## PROBLEM DESCRIPTION
Beginning with the line containing "Output a JSON" and ending with the last line of the records, set down every line exactly.

··· DATA ROWS ···

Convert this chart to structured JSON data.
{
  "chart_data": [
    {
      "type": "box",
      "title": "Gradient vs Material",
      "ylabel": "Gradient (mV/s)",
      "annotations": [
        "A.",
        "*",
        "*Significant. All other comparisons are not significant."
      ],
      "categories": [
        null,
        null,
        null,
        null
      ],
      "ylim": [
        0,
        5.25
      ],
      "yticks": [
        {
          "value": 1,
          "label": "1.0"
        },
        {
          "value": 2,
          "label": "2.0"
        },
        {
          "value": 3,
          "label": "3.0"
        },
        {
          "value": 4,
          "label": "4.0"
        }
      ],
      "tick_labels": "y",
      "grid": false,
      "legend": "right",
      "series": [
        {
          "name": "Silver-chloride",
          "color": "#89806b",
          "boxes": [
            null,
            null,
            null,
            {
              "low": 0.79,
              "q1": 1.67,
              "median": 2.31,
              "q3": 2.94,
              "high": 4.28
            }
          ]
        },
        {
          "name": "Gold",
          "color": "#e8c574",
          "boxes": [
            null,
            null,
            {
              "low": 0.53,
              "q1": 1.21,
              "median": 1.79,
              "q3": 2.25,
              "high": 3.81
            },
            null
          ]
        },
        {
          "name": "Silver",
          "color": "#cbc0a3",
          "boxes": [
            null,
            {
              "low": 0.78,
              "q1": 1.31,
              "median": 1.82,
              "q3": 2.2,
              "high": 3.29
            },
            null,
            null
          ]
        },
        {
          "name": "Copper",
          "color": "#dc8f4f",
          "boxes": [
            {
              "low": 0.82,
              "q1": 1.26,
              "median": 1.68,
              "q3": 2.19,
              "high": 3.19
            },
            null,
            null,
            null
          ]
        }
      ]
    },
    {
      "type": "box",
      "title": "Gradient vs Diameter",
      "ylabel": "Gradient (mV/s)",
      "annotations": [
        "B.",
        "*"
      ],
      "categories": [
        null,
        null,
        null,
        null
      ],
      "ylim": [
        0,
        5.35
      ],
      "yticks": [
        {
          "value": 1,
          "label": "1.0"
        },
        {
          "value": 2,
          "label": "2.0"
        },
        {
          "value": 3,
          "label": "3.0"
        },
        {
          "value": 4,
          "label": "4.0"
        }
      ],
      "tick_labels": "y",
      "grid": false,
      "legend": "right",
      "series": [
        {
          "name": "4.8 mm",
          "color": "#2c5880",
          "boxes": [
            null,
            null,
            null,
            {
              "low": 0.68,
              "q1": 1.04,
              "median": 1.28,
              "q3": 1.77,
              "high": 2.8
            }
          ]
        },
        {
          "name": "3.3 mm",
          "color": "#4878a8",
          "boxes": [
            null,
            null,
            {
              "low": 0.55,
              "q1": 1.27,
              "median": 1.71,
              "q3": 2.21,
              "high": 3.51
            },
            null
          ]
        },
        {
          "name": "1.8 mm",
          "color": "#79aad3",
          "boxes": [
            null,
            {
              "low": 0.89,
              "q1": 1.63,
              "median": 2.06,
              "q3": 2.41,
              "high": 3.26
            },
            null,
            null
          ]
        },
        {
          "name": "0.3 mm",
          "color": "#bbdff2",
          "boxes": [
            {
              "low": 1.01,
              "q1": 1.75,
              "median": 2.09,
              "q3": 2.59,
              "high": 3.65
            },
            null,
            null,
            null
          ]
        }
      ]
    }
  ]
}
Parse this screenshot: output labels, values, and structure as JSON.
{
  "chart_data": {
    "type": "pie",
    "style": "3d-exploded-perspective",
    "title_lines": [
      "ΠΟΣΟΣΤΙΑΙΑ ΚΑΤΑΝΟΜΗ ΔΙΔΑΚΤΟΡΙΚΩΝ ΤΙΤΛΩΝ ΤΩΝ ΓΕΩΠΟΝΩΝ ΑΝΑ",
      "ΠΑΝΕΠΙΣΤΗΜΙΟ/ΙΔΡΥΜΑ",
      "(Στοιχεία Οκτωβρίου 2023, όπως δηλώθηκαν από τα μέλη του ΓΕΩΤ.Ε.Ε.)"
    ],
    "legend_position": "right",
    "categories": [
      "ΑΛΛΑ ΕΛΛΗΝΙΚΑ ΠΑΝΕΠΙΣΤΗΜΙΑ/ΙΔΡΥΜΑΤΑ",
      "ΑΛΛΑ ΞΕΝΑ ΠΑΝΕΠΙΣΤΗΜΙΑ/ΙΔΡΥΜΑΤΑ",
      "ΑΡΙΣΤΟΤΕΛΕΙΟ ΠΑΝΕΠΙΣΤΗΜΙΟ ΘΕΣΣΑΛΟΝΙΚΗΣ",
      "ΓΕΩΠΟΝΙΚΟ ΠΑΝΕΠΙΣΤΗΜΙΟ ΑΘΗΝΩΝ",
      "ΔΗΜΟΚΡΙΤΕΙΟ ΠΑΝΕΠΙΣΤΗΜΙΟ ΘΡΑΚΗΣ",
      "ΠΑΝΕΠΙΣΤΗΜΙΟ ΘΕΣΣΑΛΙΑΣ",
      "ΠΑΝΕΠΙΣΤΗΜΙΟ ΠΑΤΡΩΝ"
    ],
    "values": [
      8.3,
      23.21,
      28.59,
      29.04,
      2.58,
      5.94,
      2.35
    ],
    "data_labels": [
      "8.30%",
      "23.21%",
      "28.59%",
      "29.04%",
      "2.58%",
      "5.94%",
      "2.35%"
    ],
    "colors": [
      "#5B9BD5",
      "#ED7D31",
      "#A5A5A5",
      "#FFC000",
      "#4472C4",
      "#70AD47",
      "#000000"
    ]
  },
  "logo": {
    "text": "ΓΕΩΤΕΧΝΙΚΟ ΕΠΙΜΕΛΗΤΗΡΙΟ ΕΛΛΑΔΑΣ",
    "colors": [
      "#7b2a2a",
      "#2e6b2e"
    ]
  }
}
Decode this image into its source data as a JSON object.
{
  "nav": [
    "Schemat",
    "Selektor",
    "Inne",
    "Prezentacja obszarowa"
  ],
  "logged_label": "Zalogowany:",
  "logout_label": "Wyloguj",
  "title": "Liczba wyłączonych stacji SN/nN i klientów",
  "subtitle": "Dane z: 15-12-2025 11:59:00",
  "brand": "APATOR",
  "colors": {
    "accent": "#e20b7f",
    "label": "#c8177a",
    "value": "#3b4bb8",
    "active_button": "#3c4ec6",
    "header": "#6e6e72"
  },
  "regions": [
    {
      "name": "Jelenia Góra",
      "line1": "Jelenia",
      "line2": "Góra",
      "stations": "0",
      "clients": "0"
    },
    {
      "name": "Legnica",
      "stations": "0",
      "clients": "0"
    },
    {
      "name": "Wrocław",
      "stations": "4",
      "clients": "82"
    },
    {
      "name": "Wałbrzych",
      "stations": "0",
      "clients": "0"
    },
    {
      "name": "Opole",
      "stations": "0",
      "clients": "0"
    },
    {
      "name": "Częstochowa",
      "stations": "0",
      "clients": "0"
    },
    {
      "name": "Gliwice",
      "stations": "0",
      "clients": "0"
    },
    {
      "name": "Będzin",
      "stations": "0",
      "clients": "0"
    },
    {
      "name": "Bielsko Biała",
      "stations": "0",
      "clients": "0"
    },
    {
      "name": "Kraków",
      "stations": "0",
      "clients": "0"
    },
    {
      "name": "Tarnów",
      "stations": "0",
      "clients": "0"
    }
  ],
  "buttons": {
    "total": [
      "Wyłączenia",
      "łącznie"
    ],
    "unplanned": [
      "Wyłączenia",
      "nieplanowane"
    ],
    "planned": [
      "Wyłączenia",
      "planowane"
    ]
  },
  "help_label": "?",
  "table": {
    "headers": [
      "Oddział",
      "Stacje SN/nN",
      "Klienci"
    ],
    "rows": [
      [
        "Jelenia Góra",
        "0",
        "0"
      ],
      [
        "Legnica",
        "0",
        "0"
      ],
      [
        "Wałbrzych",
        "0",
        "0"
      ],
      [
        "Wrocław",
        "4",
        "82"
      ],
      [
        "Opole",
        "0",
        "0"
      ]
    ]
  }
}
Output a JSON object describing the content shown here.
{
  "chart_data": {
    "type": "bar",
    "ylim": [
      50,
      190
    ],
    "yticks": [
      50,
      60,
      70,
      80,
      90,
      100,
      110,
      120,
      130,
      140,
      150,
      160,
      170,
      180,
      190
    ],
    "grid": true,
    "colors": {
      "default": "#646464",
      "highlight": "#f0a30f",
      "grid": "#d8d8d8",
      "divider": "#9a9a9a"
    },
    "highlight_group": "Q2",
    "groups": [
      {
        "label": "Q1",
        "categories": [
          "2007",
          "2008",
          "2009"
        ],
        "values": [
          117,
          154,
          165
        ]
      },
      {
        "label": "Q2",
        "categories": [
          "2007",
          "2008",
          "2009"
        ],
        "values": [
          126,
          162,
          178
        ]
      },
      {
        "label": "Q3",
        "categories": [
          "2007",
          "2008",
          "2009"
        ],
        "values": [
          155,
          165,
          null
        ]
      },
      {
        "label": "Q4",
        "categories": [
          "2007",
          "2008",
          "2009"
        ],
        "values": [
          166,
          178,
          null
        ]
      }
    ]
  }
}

···

## WRITTEN REPLY
Output a JSON object describing the content shown here.
{
  "chart_data": {
    "type": "bar",
    "ylim": [
      50,
      190
    ],
    "yticks": [
      50,
      60,
      70,
      80,
      90,
      100,
      110,
      120,
      130,
      140,
      150,
      160,
      170,
      180,
      190
    ],
    "grid": true,
    "colors": {
      "default": "#646464",
      "highlight": "#f0a30f",
      "grid": "#d8d8d8",
      "divider": "#9a9a9a"
    },
    "highlight_group": "Q2",
    "groups": [
      {
        "label": "Q1",
        "categories": [
          "2007",
          "2008",
          "2009"
        ],
        "values": [
          117,
          154,
          165
        ]
      },
      {
        "label": "Q2",
        "categories": [
          "2007",
          "2008",
          "2009"
        ],
        "values": [
          126,
          162,
          178
        ]
      },
      {
        "label": "Q3",
        "categories": [
          "2007",
          "2008",
          "2009"
        ],
        "values": [
          155,
          165,
          null
        ]
      },
      {
        "label": "Q4",
        "categories": [
          "2007",
          "2008",
          "2009"
        ],
        "values": [
          166,
          178,
          null
        ]
      }
    ]
  }
}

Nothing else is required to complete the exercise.